- [INSTRUCTIONS FOR THE TASK] Look through the data below. Show each line where the string "that" occurs.

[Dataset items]
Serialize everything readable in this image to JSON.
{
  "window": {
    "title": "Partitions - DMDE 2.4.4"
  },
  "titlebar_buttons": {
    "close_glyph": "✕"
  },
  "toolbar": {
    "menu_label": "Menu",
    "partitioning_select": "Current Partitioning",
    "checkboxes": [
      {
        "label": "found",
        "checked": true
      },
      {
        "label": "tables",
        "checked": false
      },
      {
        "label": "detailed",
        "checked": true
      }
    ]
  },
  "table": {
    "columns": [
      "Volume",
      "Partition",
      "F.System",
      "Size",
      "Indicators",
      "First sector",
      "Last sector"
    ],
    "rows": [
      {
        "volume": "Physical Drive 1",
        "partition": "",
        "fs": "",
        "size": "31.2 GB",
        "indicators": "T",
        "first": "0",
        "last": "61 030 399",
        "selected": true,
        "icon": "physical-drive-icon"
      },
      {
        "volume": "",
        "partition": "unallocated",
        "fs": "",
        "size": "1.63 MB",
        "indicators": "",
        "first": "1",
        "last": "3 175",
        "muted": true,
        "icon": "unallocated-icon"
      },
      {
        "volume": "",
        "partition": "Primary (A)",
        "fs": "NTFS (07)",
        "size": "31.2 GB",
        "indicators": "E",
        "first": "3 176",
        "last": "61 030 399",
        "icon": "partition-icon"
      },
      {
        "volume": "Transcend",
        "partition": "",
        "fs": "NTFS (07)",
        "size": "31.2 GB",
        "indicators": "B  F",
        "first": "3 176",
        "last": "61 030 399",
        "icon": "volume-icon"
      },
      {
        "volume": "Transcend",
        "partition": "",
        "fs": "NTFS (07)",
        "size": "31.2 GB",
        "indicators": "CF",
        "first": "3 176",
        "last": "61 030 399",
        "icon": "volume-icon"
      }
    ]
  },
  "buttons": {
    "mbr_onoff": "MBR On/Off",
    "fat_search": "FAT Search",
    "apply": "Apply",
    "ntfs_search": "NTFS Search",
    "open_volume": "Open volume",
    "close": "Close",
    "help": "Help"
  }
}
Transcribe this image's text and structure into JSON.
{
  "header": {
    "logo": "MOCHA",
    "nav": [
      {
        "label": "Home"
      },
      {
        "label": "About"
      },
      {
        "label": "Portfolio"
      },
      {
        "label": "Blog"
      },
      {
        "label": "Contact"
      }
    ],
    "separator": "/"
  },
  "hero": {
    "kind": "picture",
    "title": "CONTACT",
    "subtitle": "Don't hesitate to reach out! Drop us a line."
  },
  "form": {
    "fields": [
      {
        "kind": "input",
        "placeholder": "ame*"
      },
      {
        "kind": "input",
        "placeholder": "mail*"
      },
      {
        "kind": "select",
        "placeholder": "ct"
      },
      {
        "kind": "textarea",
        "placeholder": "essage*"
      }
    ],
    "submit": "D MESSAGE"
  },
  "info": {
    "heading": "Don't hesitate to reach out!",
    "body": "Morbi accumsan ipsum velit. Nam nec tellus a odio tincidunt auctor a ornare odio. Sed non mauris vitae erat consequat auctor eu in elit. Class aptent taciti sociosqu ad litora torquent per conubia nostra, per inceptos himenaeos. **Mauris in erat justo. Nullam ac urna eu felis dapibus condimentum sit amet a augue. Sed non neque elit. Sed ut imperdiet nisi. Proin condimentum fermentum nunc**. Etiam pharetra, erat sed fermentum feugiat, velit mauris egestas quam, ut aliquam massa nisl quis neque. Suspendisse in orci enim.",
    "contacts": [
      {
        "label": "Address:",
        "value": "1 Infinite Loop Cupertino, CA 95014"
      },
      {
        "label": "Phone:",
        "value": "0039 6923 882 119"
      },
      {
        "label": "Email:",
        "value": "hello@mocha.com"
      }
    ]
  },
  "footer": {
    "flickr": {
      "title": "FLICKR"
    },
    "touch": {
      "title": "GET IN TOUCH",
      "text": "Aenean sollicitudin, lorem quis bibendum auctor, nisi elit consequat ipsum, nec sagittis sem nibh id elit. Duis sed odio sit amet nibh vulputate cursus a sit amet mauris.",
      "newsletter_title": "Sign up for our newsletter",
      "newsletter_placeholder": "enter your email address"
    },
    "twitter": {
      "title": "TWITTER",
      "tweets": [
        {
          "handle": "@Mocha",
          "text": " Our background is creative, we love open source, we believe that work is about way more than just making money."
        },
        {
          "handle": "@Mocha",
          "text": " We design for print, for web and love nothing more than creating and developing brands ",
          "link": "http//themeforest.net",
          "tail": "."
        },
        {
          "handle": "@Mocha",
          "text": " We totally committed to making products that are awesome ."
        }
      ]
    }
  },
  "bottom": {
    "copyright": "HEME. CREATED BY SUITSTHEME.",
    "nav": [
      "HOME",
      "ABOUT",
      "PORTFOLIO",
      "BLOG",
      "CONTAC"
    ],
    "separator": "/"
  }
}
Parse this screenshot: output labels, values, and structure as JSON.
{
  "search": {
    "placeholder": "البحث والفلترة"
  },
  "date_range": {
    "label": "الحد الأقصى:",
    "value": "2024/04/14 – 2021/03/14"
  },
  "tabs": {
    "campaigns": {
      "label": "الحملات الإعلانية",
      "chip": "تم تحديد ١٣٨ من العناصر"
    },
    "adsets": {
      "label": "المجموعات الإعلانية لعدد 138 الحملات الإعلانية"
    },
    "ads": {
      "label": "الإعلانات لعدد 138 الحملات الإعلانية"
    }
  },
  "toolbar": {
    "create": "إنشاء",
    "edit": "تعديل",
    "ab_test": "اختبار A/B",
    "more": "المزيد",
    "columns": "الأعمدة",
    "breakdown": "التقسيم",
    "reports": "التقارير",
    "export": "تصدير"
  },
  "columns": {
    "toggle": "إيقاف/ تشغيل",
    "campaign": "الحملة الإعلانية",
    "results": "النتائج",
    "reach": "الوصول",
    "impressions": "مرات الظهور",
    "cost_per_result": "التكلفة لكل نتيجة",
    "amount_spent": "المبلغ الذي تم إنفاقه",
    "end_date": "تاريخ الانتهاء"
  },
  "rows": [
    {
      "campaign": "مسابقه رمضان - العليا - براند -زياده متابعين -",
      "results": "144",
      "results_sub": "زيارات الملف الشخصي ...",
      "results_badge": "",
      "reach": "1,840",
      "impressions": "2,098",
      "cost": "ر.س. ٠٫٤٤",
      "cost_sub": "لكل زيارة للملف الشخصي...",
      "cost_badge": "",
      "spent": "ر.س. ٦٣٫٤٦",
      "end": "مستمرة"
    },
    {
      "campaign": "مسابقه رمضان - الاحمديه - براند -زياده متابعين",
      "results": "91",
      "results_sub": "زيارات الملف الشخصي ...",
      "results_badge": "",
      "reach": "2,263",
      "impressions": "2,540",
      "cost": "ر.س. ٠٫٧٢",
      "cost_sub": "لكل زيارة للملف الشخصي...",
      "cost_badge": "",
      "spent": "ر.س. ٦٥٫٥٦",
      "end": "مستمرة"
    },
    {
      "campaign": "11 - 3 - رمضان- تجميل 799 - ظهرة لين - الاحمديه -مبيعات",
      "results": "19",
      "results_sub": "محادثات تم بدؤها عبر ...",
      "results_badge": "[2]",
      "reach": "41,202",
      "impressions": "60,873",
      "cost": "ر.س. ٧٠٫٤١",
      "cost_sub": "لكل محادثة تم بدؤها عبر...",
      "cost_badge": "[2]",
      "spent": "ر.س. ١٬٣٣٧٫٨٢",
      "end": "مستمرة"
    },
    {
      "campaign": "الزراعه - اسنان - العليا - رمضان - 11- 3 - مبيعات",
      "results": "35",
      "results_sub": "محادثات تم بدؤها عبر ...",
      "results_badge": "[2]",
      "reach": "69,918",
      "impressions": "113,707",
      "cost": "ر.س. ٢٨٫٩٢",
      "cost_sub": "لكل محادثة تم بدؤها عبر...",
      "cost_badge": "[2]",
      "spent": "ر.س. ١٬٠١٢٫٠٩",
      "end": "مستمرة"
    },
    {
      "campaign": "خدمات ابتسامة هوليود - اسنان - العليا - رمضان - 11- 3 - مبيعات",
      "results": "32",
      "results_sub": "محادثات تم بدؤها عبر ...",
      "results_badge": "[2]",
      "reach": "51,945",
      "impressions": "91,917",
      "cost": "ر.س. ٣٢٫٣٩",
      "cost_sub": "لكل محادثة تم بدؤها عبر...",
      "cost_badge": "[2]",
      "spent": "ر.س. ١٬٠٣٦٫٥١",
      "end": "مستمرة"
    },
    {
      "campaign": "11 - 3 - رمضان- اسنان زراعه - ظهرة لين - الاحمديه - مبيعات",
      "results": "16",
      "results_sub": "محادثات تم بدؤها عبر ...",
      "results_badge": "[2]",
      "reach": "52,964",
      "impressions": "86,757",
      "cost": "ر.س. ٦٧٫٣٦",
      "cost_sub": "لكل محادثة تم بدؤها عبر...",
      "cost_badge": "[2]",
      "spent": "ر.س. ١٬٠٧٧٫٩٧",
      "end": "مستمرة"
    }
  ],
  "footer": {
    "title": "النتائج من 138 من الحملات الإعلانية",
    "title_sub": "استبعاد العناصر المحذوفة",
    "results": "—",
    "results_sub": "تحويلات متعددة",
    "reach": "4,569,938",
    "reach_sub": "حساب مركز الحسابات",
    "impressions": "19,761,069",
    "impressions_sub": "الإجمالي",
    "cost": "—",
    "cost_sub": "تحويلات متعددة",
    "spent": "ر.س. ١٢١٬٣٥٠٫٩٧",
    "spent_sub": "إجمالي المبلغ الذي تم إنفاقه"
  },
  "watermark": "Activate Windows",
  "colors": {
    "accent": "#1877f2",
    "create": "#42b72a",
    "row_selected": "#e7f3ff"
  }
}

- [ANSWER TO THE PROBLEM]
          "text": " Our background is creative, we love open source, we believe that work is about way more than just making money."
          "text": " We totally committed to making products that are awesome ."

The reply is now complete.